• **GOAL OF THE EXERCISE**
Determine the number of lines holding the word "werden"; answer with that number only.

--- Begin ---

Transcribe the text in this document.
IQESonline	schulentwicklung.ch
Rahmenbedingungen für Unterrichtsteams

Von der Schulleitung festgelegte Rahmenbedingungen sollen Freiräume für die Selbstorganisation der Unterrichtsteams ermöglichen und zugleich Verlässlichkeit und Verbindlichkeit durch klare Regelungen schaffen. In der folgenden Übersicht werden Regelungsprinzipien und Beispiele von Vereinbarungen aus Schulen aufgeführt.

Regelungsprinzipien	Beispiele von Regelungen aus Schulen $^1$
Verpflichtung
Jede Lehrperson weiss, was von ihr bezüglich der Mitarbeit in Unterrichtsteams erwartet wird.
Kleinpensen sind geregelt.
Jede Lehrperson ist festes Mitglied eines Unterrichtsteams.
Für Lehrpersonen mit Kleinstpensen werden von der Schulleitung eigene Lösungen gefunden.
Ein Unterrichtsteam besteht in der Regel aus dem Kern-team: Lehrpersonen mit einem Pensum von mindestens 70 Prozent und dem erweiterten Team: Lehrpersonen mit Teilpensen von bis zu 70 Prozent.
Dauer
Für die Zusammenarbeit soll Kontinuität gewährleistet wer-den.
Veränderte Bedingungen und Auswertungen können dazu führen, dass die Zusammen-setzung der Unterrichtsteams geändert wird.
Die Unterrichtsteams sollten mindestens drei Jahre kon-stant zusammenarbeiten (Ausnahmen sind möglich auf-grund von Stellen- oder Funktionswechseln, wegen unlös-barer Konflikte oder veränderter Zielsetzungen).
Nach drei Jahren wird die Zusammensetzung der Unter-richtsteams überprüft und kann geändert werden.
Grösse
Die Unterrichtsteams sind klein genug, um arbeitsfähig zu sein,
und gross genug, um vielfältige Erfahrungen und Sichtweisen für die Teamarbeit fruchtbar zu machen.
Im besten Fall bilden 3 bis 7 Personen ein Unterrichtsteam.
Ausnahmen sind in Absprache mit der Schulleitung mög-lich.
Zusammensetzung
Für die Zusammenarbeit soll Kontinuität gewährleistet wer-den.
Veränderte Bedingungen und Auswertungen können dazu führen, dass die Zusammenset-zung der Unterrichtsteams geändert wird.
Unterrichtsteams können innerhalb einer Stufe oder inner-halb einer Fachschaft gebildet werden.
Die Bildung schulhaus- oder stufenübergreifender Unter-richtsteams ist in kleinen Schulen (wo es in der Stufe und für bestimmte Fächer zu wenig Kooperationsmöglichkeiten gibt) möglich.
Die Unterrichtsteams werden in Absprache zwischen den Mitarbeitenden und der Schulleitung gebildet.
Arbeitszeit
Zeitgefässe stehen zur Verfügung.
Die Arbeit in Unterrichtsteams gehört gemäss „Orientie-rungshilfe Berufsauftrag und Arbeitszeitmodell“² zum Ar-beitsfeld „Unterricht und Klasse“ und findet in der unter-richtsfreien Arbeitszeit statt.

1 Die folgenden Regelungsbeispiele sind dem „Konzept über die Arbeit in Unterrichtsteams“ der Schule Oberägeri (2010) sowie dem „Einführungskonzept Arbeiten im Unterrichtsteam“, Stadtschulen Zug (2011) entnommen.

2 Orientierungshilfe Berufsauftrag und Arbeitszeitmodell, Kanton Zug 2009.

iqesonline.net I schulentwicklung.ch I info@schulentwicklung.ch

--- End ---

• **SOLUTION**
5